● Request: Extract all records. Keep each one exact.
Begin Supplied records
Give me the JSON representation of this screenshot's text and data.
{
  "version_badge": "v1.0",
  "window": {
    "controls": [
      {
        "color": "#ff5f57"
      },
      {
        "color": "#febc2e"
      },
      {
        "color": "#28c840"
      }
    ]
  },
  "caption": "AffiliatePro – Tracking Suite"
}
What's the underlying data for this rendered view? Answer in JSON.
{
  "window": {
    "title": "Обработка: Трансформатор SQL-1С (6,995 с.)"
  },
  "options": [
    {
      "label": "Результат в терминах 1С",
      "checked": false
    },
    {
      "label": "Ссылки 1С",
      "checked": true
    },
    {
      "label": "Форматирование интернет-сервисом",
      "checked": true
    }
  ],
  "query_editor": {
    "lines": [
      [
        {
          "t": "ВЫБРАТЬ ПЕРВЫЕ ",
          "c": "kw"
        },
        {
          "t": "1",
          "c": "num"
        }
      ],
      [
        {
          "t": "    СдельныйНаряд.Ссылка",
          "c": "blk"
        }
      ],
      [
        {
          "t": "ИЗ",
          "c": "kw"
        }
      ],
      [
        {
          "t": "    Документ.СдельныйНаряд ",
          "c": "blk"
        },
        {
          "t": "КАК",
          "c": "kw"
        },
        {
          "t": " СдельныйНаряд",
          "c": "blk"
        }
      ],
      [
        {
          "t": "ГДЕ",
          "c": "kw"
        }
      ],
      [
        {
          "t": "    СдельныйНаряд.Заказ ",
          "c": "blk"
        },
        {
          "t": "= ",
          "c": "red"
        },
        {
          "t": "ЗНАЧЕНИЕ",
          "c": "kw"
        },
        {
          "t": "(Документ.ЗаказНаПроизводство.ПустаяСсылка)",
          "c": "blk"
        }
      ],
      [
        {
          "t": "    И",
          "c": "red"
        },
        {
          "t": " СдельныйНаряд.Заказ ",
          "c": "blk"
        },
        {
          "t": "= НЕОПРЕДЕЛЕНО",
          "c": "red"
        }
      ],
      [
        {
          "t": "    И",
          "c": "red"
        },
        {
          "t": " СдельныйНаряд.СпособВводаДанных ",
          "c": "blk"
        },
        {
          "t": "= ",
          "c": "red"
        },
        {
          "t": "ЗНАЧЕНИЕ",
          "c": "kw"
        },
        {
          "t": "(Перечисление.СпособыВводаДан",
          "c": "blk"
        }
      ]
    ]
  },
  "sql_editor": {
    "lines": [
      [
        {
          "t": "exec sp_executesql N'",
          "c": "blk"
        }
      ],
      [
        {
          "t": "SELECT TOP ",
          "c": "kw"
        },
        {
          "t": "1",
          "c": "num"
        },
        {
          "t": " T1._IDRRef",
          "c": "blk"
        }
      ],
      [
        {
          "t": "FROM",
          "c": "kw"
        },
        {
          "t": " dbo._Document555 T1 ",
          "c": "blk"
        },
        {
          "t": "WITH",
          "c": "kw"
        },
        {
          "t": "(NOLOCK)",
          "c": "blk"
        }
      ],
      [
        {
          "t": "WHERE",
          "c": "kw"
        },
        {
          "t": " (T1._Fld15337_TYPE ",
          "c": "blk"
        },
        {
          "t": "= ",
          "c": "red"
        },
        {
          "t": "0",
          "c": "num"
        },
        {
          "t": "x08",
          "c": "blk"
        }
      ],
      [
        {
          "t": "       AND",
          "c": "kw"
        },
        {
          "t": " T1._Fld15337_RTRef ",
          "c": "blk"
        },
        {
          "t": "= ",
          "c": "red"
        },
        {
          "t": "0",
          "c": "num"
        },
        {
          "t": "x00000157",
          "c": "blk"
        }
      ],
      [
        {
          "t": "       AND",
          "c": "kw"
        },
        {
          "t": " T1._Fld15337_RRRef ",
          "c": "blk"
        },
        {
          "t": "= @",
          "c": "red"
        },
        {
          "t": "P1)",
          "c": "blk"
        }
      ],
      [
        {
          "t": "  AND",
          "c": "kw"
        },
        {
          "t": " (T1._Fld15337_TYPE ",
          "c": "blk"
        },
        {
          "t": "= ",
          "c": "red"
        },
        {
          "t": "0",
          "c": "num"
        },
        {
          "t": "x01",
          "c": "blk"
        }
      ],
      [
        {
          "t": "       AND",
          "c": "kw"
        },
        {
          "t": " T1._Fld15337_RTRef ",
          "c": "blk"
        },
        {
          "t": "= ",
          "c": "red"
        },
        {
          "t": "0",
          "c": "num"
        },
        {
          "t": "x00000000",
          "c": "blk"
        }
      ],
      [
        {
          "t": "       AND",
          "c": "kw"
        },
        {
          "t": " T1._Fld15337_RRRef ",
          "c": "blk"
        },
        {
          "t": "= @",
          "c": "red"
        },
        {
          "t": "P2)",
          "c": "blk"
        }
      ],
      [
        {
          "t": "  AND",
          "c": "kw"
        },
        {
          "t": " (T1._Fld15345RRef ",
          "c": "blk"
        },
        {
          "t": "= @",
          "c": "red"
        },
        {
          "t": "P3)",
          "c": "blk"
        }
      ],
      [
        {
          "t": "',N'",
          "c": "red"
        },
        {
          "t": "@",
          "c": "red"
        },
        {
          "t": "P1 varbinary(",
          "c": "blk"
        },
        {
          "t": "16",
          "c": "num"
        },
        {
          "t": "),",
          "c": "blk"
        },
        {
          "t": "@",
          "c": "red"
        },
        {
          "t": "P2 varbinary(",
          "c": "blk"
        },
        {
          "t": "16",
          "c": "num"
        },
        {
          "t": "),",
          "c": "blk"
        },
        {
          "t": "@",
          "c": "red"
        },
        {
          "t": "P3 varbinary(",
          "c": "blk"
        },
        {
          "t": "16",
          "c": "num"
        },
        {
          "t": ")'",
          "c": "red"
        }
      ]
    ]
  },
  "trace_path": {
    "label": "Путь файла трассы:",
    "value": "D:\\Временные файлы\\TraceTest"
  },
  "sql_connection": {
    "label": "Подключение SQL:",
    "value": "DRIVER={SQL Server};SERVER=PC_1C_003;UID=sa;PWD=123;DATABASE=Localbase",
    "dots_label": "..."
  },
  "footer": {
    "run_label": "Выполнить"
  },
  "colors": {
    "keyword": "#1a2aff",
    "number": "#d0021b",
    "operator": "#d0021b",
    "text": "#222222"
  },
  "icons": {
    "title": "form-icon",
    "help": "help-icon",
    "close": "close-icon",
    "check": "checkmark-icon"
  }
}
End Supplied records
● Reply to the exercise:
Give me the JSON representation of this screenshot's text and data.
{
  "version_badge": "v1.0",
  "window": {
    "controls": [
      {
        "color": "#ff5f57"
      },
      {
        "color": "#febc2e"
      },
      {
        "color": "#28c840"
      }
    ]
  },
  "caption": "AffiliatePro – Tracking Suite"
}
What's the underlying data for this rendered view? Answer in JSON.
{
  "window": {
    "title": "Обработка: Трансформатор SQL-1С (6,995 с.)"
  },
  "options": [
    {
      "label": "Результат в терминах 1С",
      "checked": false
    },
    {
      "label": "Ссылки 1С",
      "checked": true
    },
    {
      "label": "Форматирование интернет-сервисом",
      "checked": true
    }
  ],
  "query_editor": {
    "lines": [
      [
        {
          "t": "ВЫБРАТЬ ПЕРВЫЕ ",
          "c": "kw"
        },
        {
          "t": "1",
          "c": "num"
        }
      ],
      [
        {
          "t": "    СдельныйНаряд.Ссылка",
          "c": "blk"
        }
      ],
      [
        {
          "t": "ИЗ",
          "c": "kw"
        }
      ],
      [
        {
          "t": "    Документ.СдельныйНаряд ",
          "c": "blk"
        },
        {
          "t": "КАК",
          "c": "kw"
        },
        {
          "t": " СдельныйНаряд",
          "c": "blk"
        }
      ],
      [
        {
          "t": "ГДЕ",
          "c": "kw"
        }
      ],
      [
        {
          "t": "    СдельныйНаряд.Заказ ",
          "c": "blk"
        },
        {
          "t": "= ",
          "c": "red"
        },
        {
          "t": "ЗНАЧЕНИЕ",
          "c": "kw"
        },
        {
          "t": "(Документ.ЗаказНаПроизводство.ПустаяСсылка)",
          "c": "blk"
        }
      ],
      [
        {
          "t": "    И",
          "c": "red"
        },
        {
          "t": " СдельныйНаряд.Заказ ",
          "c": "blk"
        },
        {
          "t": "= НЕОПРЕДЕЛЕНО",
          "c": "red"
        }
      ],
      [
        {
          "t": "    И",
          "c": "red"
        },
        {
          "t": " СдельныйНаряд.СпособВводаДанных ",
          "c": "blk"
        },
        {
          "t": "= ",
          "c": "red"
        },
        {
          "t": "ЗНАЧЕНИЕ",
          "c": "kw"
        },
        {
          "t": "(Перечисление.СпособыВводаДан",
          "c": "blk"
        }
      ]
    ]
  },
  "sql_editor": {
    "lines": [
      [
        {
          "t": "exec sp_executesql N'",
          "c": "blk"
        }
      ],
      [
        {
          "t": "SELECT TOP ",
          "c": "kw"
        },
        {
          "t": "1",
          "c": "num"
        },
        {
          "t": " T1._IDRRef",
          "c": "blk"
        }
      ],
      [
        {
          "t": "FROM",
          "c": "kw"
        },
        {
          "t": " dbo._Document555 T1 ",
          "c": "blk"
        },
        {
          "t": "WITH",
          "c": "kw"
        },
        {
          "t": "(NOLOCK)",
          "c": "blk"
        }
      ],
      [
        {
          "t": "WHERE",
          "c": "kw"
        },
        {
          "t": " (T1._Fld15337_TYPE ",
          "c": "blk"
        },
        {
          "t": "= ",
          "c": "red"
        },
        {
          "t": "0",
          "c": "num"
        },
        {
          "t": "x08",
          "c": "blk"
        }
      ],
      [
        {
          "t": "       AND",
          "c": "kw"
        },
        {
          "t": " T1._Fld15337_RTRef ",
          "c": "blk"
        },
        {
          "t": "= ",
          "c": "red"
        },
        {
          "t": "0",
          "c": "num"
        },
        {
          "t": "x00000157",
          "c": "blk"
        }
      ],
      [
        {
          "t": "       AND",
          "c": "kw"
        },
        {
          "t": " T1._Fld15337_RRRef ",
          "c": "blk"
        },
        {
          "t": "= @",
          "c": "red"
        },
        {
          "t": "P1)",
          "c": "blk"
        }
      ],
      [
        {
          "t": "  AND",
          "c": "kw"
        },
        {
          "t": " (T1._Fld15337_TYPE ",
          "c": "blk"
        },
        {
          "t": "= ",
          "c": "red"
        },
        {
          "t": "0",
          "c": "num"
        },
        {
          "t": "x01",
          "c": "blk"
        }
      ],
      [
        {
          "t": "       AND",
          "c": "kw"
        },
        {
          "t": " T1._Fld15337_RTRef ",
          "c": "blk"
        },
        {
          "t": "= ",
          "c": "red"
        },
        {
          "t": "0",
          "c": "num"
        },
        {
          "t": "x00000000",
          "c": "blk"
        }
      ],
      [
        {
          "t": "       AND",
          "c": "kw"
        },
        {
          "t": " T1._Fld15337_RRRef ",
          "c": "blk"
        },
        {
          "t": "= @",
          "c": "red"
        },
        {
          "t": "P2)",
          "c": "blk"
        }
      ],
      [
        {
          "t": "  AND",
          "c": "kw"
        },
        {
          "t": " (T1._Fld15345RRef ",
          "c": "blk"
        },
        {
          "t": "= @",
          "c": "red"
        },
        {
          "t": "P3)",
          "c": "blk"
        }
      ],
      [
        {
          "t": "',N'",
          "c": "red"
        },
        {
          "t": "@",
          "c": "red"
        },
        {
          "t": "P1 varbinary(",
          "c": "blk"
        },
        {
          "t": "16",
          "c": "num"
        },
        {
          "t": "),",
          "c": "blk"
        },
        {
          "t": "@",
          "c": "red"
        },
        {
          "t": "P2 varbinary(",
          "c": "blk"
        },
        {
          "t": "16",
          "c": "num"
        },
        {
          "t": "),",
          "c": "blk"
        },
        {
          "t": "@",
          "c": "red"
        },
        {
          "t": "P3 varbinary(",
          "c": "blk"
        },
        {
          "t": "16",
          "c": "num"
        },
        {
          "t": ")'",
          "c": "red"
        }
      ]
    ]
  },
  "trace_path": {
    "label": "Путь файла трассы:",
    "value": "D:\\Временные файлы\\TraceTest"
  },
  "sql_connection": {
    "label": "Подключение SQL:",
    "value": "DRIVER={SQL Server};SERVER=PC_1C_003;UID=sa;PWD=123;DATABASE=Localbase",
    "dots_label": "..."
  },
  "footer": {
    "run_label": "Выполнить"
  },
  "colors": {
    "keyword": "#1a2aff",
    "number": "#d0021b",
    "operator": "#d0021b",
    "text": "#222222"
  },
  "icons": {
    "title": "form-icon",
    "help": "help-icon",
    "close": "close-icon",
    "check": "checkmark-icon"
  }
}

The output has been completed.